⟨
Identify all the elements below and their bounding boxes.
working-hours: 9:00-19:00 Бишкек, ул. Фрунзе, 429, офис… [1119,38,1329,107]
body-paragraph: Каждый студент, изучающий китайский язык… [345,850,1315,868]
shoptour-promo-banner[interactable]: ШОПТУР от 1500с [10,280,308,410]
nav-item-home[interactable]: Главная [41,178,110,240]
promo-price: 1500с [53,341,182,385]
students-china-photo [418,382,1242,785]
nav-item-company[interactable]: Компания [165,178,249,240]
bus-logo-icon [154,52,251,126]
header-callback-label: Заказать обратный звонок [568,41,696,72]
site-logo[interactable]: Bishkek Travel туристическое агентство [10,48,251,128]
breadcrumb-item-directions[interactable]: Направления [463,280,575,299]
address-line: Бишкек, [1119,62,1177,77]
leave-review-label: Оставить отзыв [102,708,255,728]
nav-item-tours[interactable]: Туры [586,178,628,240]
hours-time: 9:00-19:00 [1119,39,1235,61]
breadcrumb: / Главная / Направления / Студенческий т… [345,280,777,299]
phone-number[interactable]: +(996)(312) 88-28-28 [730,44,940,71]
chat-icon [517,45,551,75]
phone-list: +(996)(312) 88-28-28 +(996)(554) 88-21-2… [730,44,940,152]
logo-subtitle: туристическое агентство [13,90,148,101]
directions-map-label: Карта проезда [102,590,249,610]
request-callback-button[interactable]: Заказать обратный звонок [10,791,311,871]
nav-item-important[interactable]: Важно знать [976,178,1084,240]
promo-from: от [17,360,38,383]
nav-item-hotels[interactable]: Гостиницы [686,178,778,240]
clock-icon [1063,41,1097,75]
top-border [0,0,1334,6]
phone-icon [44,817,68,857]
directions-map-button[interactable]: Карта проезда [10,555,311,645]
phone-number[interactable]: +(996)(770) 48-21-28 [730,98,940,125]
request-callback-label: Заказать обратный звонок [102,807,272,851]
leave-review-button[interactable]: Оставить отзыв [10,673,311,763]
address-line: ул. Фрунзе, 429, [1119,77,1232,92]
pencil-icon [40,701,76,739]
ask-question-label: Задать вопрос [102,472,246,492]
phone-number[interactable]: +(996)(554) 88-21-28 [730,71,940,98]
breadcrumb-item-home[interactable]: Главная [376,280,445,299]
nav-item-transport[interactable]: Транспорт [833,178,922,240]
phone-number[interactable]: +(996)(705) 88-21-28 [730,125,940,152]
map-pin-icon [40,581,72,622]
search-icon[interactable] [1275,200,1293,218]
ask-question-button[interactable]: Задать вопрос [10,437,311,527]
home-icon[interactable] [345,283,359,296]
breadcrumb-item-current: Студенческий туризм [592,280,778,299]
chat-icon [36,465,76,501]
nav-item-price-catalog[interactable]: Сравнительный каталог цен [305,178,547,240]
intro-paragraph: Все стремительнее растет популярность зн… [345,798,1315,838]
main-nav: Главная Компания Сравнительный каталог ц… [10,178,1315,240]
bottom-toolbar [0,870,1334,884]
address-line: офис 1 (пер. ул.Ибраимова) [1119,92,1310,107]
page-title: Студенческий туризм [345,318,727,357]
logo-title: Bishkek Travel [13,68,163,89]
⟩
_Job_
Copy every row above verbatim, with no changes to any character.

_Solution_
Identify all the elements below and their bounding boxes.
working-hours: 9:00-19:00 Бишкек, ул. Фрунзе, 429, офис… [1119,38,1329,107]
body-paragraph: Каждый студент, изучающий китайский язык… [345,850,1315,868]
shoptour-promo-banner[interactable]: ШОПТУР от 1500с [10,280,308,410]
nav-item-home[interactable]: Главная [41,178,110,240]
promo-price: 1500с [53,341,182,385]
students-china-photo [418,382,1242,785]
nav-item-company[interactable]: Компания [165,178,249,240]
bus-logo-icon [154,52,251,126]
header-callback-label: Заказать обратный звонок [568,41,696,72]
site-logo[interactable]: Bishkek Travel туристическое агентство [10,48,251,128]
breadcrumb-item-directions[interactable]: Направления [463,280,575,299]
address-line: Бишкек, [1119,62,1177,77]
leave-review-label: Оставить отзыв [102,708,255,728]
nav-item-tours[interactable]: Туры [586,178,628,240]
hours-time: 9:00-19:00 [1119,39,1235,61]
breadcrumb: / Главная / Направления / Студенческий т… [345,280,777,299]
phone-number[interactable]: +(996)(312) 88-28-28 [730,44,940,71]
chat-icon [517,45,551,75]
phone-list: +(996)(312) 88-28-28 +(996)(554) 88-21-2… [730,44,940,152]
logo-subtitle: туристическое агентство [13,90,148,101]
directions-map-label: Карта проезда [102,590,249,610]
request-callback-button[interactable]: Заказать обратный звонок [10,791,311,871]
nav-item-important[interactable]: Важно знать [976,178,1084,240]
promo-from: от [17,360,38,383]
nav-item-hotels[interactable]: Гостиницы [686,178,778,240]
clock-icon [1063,41,1097,75]
top-border [0,0,1334,6]
phone-icon [44,817,68,857]
directions-map-button[interactable]: Карта проезда [10,555,311,645]
phone-number[interactable]: +(996)(770) 48-21-28 [730,98,940,125]
request-callback-label: Заказать обратный звонок [102,807,272,851]
leave-review-button[interactable]: Оставить отзыв [10,673,311,763]
address-line: ул. Фрунзе, 429, [1119,77,1232,92]
pencil-icon [40,701,76,739]
ask-question-label: Задать вопрос [102,472,246,492]
phone-number[interactable]: +(996)(554) 88-21-28 [730,71,940,98]
breadcrumb-item-home[interactable]: Главная [376,280,445,299]
nav-item-transport[interactable]: Транспорт [833,178,922,240]
phone-number[interactable]: +(996)(705) 88-21-28 [730,125,940,152]
map-pin-icon [40,581,72,622]
search-icon[interactable] [1275,200,1293,218]
ask-question-button[interactable]: Задать вопрос [10,437,311,527]
home-icon[interactable] [345,283,359,296]
breadcrumb-item-current: Студенческий туризм [592,280,778,299]
chat-icon [36,465,76,501]
nav-item-price-catalog[interactable]: Сравнительный каталог цен [305,178,547,240]
intro-paragraph: Все стремительнее растет популярность зн… [345,798,1315,838]
main-nav: Главная Компания Сравнительный каталог ц… [10,178,1315,240]
bottom-toolbar [0,870,1334,884]
address-line: офис 1 (пер. ул.Ибраимова) [1119,92,1310,107]
page-title: Студенческий туризм [345,318,727,357]
logo-title: Bishkek Travel [13,68,163,89]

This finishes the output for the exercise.